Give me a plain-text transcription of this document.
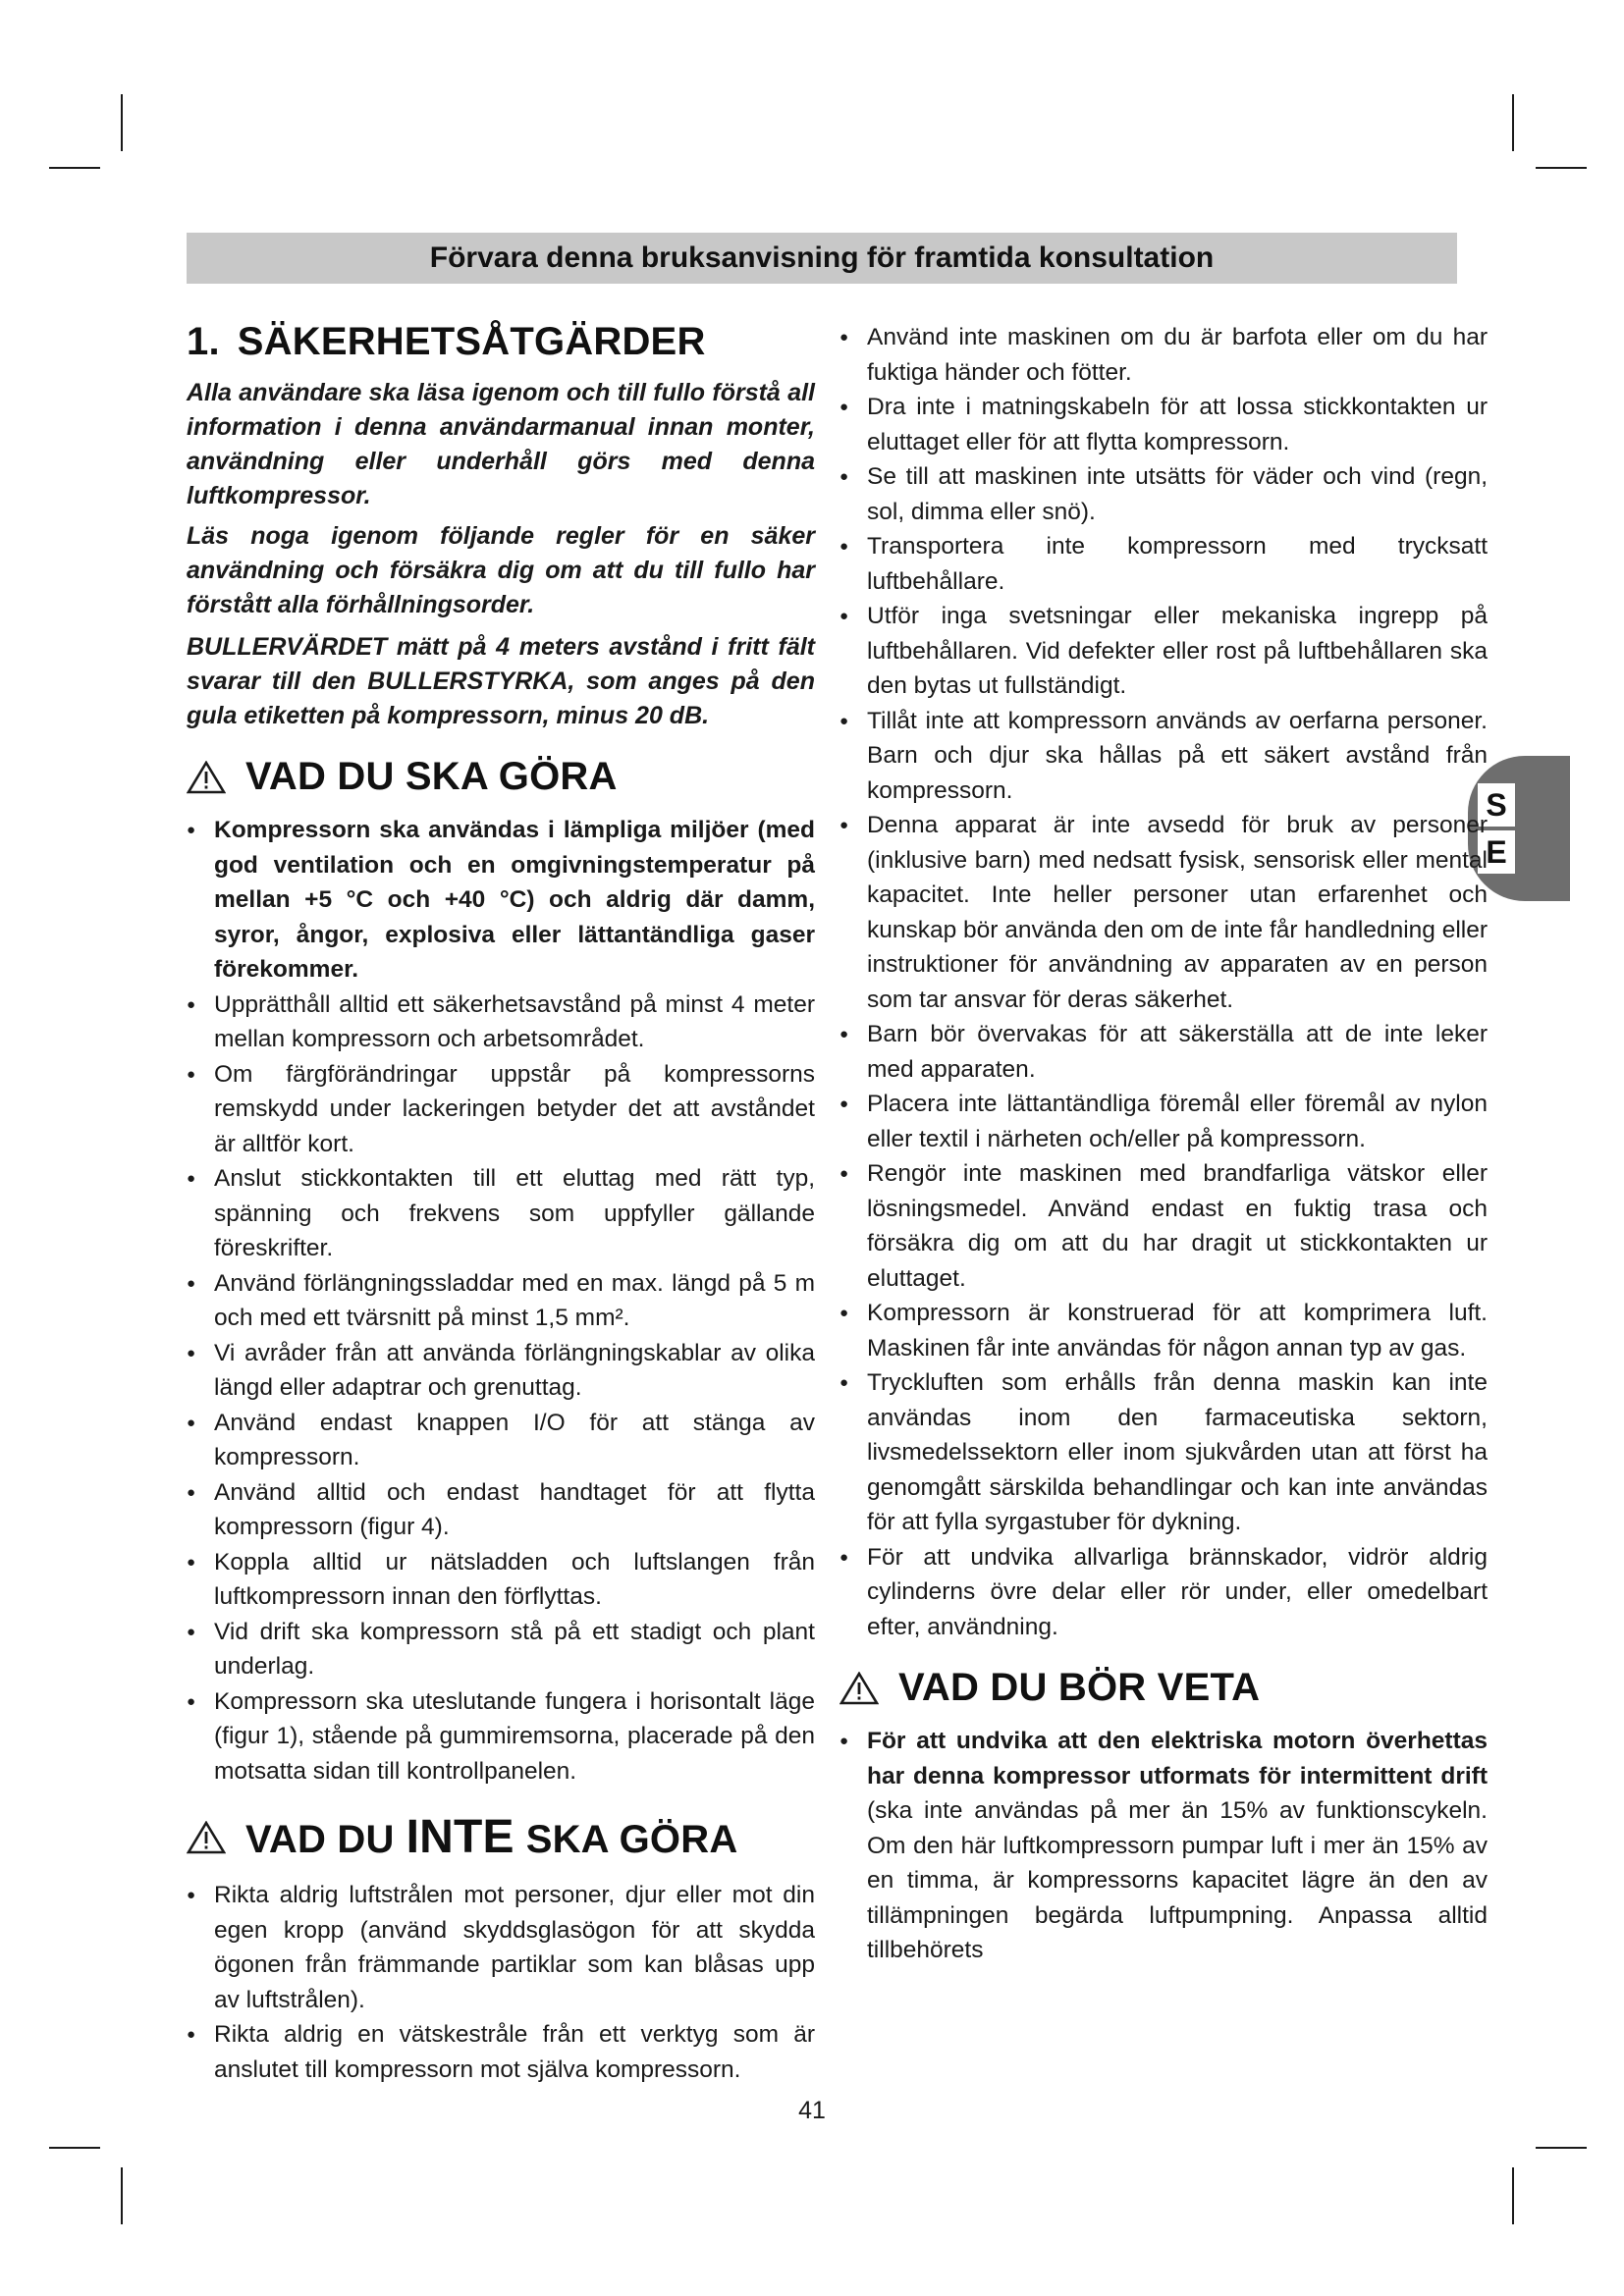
Förvara denna bruksanvisning för framtida konsultation
S
E
1. SÄKERHETSÅTGÄRDER

Alla användare ska läsa igenom och till fullo förstå all information i denna användarmanual innan monter, användning eller underhåll görs med denna luftkompressor.

Läs noga igenom följande regler för en säker användning och försäkra dig om att du till fullo har förstått alla förhållningsorder.

BULLERVÄRDET mätt på 4 meters avstånd i fritt fält svarar till den BULLERSTYRKA, som anges på den gula etiketten på kompressorn, minus 20 dB.

VAD DU SKA GÖRA
● Kompressorn ska användas i lämpliga miljöer (med god ventilation och en omgivningstemperatur på mellan +5 °C och +40 °C) och aldrig där damm, syror, ångor, explosiva eller lättantändliga gaser förekommer.
● Upprätthåll alltid ett säkerhetsavstånd på minst 4 meter mellan kompressorn och arbetsområdet.
● Om färgförändringar uppstår på kompressorns remskydd under lackeringen betyder det att avståndet är alltför kort.
● Anslut stickkontakten till ett eluttag med rätt typ, spänning och frekvens som uppfyller gällande föreskrifter.
● Använd förlängningssladdar med en max. längd på 5 m och med ett tvärsnitt på minst 1,5 mm².
● Vi avråder från att använda förlängningskablar av olika längd eller adaptrar och grenuttag.
● Använd endast knappen I/O för att stänga av kompressorn.
● Använd alltid och endast handtaget för att flytta kompressorn (figur 4).
● Koppla alltid ur nätsladden och luftslangen från luftkompressorn innan den förflyttas.
● Vid drift ska kompressorn stå på ett stadigt och plant underlag.
● Kompressorn ska uteslutande fungera i horisontalt läge (figur 1), stående på gummiremsorna, placerade på den motsatta sidan till kontrollpanelen.
VAD DU INTE SKA GÖRA
● Rikta aldrig luftstrålen mot personer, djur eller mot din egen kropp (använd skyddsglasögon för att skydda ögonen från främmande partiklar som kan blåsas upp av luftstrålen).
● Rikta aldrig en vätskestråle från ett verktyg som är anslutet till kompressorn mot själva kompressorn.
● Använd inte maskinen om du är barfota eller om du har fuktiga händer och fötter.
● Dra inte i matningskabeln för att lossa stickkontakten ur eluttaget eller för att flytta kompressorn.
● Se till att maskinen inte utsätts för väder och vind (regn, sol, dimma eller snö).
● Transportera inte kompressorn med trycksatt luftbehållare.
● Utför inga svetsningar eller mekaniska ingrepp på luftbehållaren. Vid defekter eller rost på luftbehållaren ska den bytas ut fullständigt.
● Tillåt inte att kompressorn används av oerfarna personer. Barn och djur ska hållas på ett säkert avstånd från kompressorn.
● Denna apparat är inte avsedd för bruk av personer (inklusive barn) med nedsatt fysisk, sensorisk eller mental kapacitet. Inte heller personer utan erfarenhet och kunskap bör använda den om de inte får handledning eller instruktioner för användning av apparaten av en person som tar ansvar för deras säkerhet.
● Barn bör övervakas för att säkerställa att de inte leker med apparaten.
● Placera inte lättantändliga föremål eller föremål av nylon eller textil i närheten och/eller på kompressorn.
● Rengör inte maskinen med brandfarliga vätskor eller lösningsmedel. Använd endast en fuktig trasa och försäkra dig om att du har dragit ut stickkontakten ur eluttaget.
● Kompressorn är konstruerad för att komprimera luft. Maskinen får inte användas för någon annan typ av gas.
● Tryckluften som erhålls från denna maskin kan inte användas inom den farmaceutiska sektorn, livsmedelssektorn eller inom sjukvården utan att först ha genomgått särskilda behandlingar och kan inte användas för att fylla syrgastuber för dykning.
● För att undvika allvarliga brännskador, vidrör aldrig cylinderns övre delar eller rör under, eller omedelbart efter, användning.
VAD DU BÖR VETA
● För att undvika att den elektriska motorn överhettas har denna kompressor utformats för intermittent drift (ska inte användas på mer än 15% av funktionscykeln. Om den här luftkompressorn pumpar luft i mer än 15% av en timma, är kompressorns kapacitet lägre än den av tillämpningen begärda luftpumpning. Anpassa alltid tillbehörets
41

Task: Reproduce each line above exactly, but not a single picture.

Worked solution:
Give me a plain-text transcription of this document.
Förvara denna bruksanvisning för framtida konsultation
S
E
1. SÄKERHETSÅTGÄRDER

Alla användare ska läsa igenom och till fullo förstå all information i denna användarmanual innan monter, användning eller underhåll görs med denna luftkompressor.

Läs noga igenom följande regler för en säker användning och försäkra dig om att du till fullo har förstått alla förhållningsorder.

BULLERVÄRDET mätt på 4 meters avstånd i fritt fält svarar till den BULLERSTYRKA, som anges på den gula etiketten på kompressorn, minus 20 dB.

VAD DU SKA GÖRA
● Kompressorn ska användas i lämpliga miljöer (med god ventilation och en omgivningstemperatur på mellan +5 °C och +40 °C) och aldrig där damm, syror, ångor, explosiva eller lättantändliga gaser förekommer.
● Upprätthåll alltid ett säkerhetsavstånd på minst 4 meter mellan kompressorn och arbetsområdet.
● Om färgförändringar uppstår på kompressorns remskydd under lackeringen betyder det att avståndet är alltför kort.
● Anslut stickkontakten till ett eluttag med rätt typ, spänning och frekvens som uppfyller gällande föreskrifter.
● Använd förlängningssladdar med en max. längd på 5 m och med ett tvärsnitt på minst 1,5 mm².
● Vi avråder från att använda förlängningskablar av olika längd eller adaptrar och grenuttag.
● Använd endast knappen I/O för att stänga av kompressorn.
● Använd alltid och endast handtaget för att flytta kompressorn (figur 4).
● Koppla alltid ur nätsladden och luftslangen från luftkompressorn innan den förflyttas.
● Vid drift ska kompressorn stå på ett stadigt och plant underlag.
● Kompressorn ska uteslutande fungera i horisontalt läge (figur 1), stående på gummiremsorna, placerade på den motsatta sidan till kontrollpanelen.
VAD DU INTE SKA GÖRA
● Rikta aldrig luftstrålen mot personer, djur eller mot din egen kropp (använd skyddsglasögon för att skydda ögonen från främmande partiklar som kan blåsas upp av luftstrålen).
● Rikta aldrig en vätskestråle från ett verktyg som är anslutet till kompressorn mot själva kompressorn.
● Använd inte maskinen om du är barfota eller om du har fuktiga händer och fötter.
● Dra inte i matningskabeln för att lossa stickkontakten ur eluttaget eller för att flytta kompressorn.
● Se till att maskinen inte utsätts för väder och vind (regn, sol, dimma eller snö).
● Transportera inte kompressorn med trycksatt luftbehållare.
● Utför inga svetsningar eller mekaniska ingrepp på luftbehållaren. Vid defekter eller rost på luftbehållaren ska den bytas ut fullständigt.
● Tillåt inte att kompressorn används av oerfarna personer. Barn och djur ska hållas på ett säkert avstånd från kompressorn.
● Denna apparat är inte avsedd för bruk av personer (inklusive barn) med nedsatt fysisk, sensorisk eller mental kapacitet. Inte heller personer utan erfarenhet och kunskap bör använda den om de inte får handledning eller instruktioner för användning av apparaten av en person som tar ansvar för deras säkerhet.
● Barn bör övervakas för att säkerställa att de inte leker med apparaten.
● Placera inte lättantändliga föremål eller föremål av nylon eller textil i närheten och/eller på kompressorn.
● Rengör inte maskinen med brandfarliga vätskor eller lösningsmedel. Använd endast en fuktig trasa och försäkra dig om att du har dragit ut stickkontakten ur eluttaget.
● Kompressorn är konstruerad för att komprimera luft. Maskinen får inte användas för någon annan typ av gas.
● Tryckluften som erhålls från denna maskin kan inte användas inom den farmaceutiska sektorn, livsmedelssektorn eller inom sjukvården utan att först ha genomgått särskilda behandlingar och kan inte användas för att fylla syrgastuber för dykning.
● För att undvika allvarliga brännskador, vidrör aldrig cylinderns övre delar eller rör under, eller omedelbart efter, användning.
VAD DU BÖR VETA
● För att undvika att den elektriska motorn överhettas har denna kompressor utformats för intermittent drift (ska inte användas på mer än 15% av funktionscykeln. Om den här luftkompressorn pumpar luft i mer än 15% av en timma, är kompressorns kapacitet lägre än den av tillämpningen begärda luftpumpning. Anpassa alltid tillbehörets
41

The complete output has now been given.